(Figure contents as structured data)
· · · · ·
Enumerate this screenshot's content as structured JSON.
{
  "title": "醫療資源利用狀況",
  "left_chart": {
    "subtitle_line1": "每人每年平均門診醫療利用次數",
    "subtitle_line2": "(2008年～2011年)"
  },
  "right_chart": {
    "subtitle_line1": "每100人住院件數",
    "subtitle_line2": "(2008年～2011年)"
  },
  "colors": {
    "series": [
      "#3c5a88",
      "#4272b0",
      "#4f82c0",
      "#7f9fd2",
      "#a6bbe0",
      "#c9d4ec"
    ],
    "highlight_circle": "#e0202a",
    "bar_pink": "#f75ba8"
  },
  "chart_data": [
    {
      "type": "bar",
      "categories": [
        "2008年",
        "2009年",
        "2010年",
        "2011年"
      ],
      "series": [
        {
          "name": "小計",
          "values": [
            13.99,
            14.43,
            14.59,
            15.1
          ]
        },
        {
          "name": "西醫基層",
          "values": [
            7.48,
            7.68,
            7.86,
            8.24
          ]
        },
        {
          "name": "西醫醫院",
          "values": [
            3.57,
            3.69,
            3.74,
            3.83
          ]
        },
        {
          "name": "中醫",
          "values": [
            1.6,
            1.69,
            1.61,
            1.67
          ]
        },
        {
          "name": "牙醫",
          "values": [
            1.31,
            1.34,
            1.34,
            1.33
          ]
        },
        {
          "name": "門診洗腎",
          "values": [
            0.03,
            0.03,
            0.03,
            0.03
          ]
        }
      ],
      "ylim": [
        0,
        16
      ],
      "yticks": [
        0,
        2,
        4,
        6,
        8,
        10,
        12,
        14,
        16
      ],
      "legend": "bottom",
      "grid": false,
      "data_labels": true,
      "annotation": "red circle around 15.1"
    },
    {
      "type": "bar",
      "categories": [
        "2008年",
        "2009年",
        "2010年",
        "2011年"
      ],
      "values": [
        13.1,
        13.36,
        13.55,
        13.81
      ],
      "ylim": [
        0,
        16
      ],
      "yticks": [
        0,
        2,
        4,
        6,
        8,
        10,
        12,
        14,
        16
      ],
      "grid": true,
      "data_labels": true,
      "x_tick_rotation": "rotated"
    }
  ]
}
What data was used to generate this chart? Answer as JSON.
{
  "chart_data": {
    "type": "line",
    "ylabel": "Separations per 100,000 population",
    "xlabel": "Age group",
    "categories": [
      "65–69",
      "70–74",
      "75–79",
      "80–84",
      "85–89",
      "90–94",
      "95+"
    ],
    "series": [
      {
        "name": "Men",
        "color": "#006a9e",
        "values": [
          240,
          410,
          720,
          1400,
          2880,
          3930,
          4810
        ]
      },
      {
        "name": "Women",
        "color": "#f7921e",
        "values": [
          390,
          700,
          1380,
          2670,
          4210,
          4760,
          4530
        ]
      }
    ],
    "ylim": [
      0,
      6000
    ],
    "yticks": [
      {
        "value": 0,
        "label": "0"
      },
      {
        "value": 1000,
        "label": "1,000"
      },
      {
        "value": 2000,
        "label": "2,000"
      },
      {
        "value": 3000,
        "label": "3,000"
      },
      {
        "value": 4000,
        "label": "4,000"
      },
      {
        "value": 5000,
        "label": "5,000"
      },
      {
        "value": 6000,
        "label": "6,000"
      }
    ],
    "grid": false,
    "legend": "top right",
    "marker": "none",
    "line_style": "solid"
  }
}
· · · · ·
* Exercise objective *
Copy all the entries verbatim.

* Finished exercise *
Enumerate this screenshot's content as structured JSON.
{
  "title": "醫療資源利用狀況",
  "left_chart": {
    "subtitle_line1": "每人每年平均門診醫療利用次數",
    "subtitle_line2": "(2008年～2011年)"
  },
  "right_chart": {
    "subtitle_line1": "每100人住院件數",
    "subtitle_line2": "(2008年～2011年)"
  },
  "colors": {
    "series": [
      "#3c5a88",
      "#4272b0",
      "#4f82c0",
      "#7f9fd2",
      "#a6bbe0",
      "#c9d4ec"
    ],
    "highlight_circle": "#e0202a",
    "bar_pink": "#f75ba8"
  },
  "chart_data": [
    {
      "type": "bar",
      "categories": [
        "2008年",
        "2009年",
        "2010年",
        "2011年"
      ],
      "series": [
        {
          "name": "小計",
          "values": [
            13.99,
            14.43,
            14.59,
            15.1
          ]
        },
        {
          "name": "西醫基層",
          "values": [
            7.48,
            7.68,
            7.86,
            8.24
          ]
        },
        {
          "name": "西醫醫院",
          "values": [
            3.57,
            3.69,
            3.74,
            3.83
          ]
        },
        {
          "name": "中醫",
          "values": [
            1.6,
            1.69,
            1.61,
            1.67
          ]
        },
        {
          "name": "牙醫",
          "values": [
            1.31,
            1.34,
            1.34,
            1.33
          ]
        },
        {
          "name": "門診洗腎",
          "values": [
            0.03,
            0.03,
            0.03,
            0.03
          ]
        }
      ],
      "ylim": [
        0,
        16
      ],
      "yticks": [
        0,
        2,
        4,
        6,
        8,
        10,
        12,
        14,
        16
      ],
      "legend": "bottom",
      "grid": false,
      "data_labels": true,
      "annotation": "red circle around 15.1"
    },
    {
      "type": "bar",
      "categories": [
        "2008年",
        "2009年",
        "2010年",
        "2011年"
      ],
      "values": [
        13.1,
        13.36,
        13.55,
        13.81
      ],
      "ylim": [
        0,
        16
      ],
      "yticks": [
        0,
        2,
        4,
        6,
        8,
        10,
        12,
        14,
        16
      ],
      "grid": true,
      "data_labels": true,
      "x_tick_rotation": "rotated"
    }
  ]
}
What data was used to generate this chart? Answer as JSON.
{
  "chart_data": {
    "type": "line",
    "ylabel": "Separations per 100,000 population",
    "xlabel": "Age group",
    "categories": [
      "65–69",
      "70–74",
      "75–79",
      "80–84",
      "85–89",
      "90–94",
      "95+"
    ],
    "series": [
      {
        "name": "Men",
        "color": "#006a9e",
        "values": [
          240,
          410,
          720,
          1400,
          2880,
          3930,
          4810
        ]
      },
      {
        "name": "Women",
        "color": "#f7921e",
        "values": [
          390,
          700,
          1380,
          2670,
          4210,
          4760,
          4530
        ]
      }
    ],
    "ylim": [
      0,
      6000
    ],
    "yticks": [
      {
        "value": 0,
        "label": "0"
      },
      {
        "value": 1000,
        "label": "1,000"
      },
      {
        "value": 2000,
        "label": "2,000"
      },
      {
        "value": 3000,
        "label": "3,000"
      },
      {
        "value": 4000,
        "label": "4,000"
      },
      {
        "value": 5000,
        "label": "5,000"
      },
      {
        "value": 6000,
        "label": "6,000"
      }
    ],
    "grid": false,
    "legend": "top right",
    "marker": "none",
    "line_style": "solid"
  }
}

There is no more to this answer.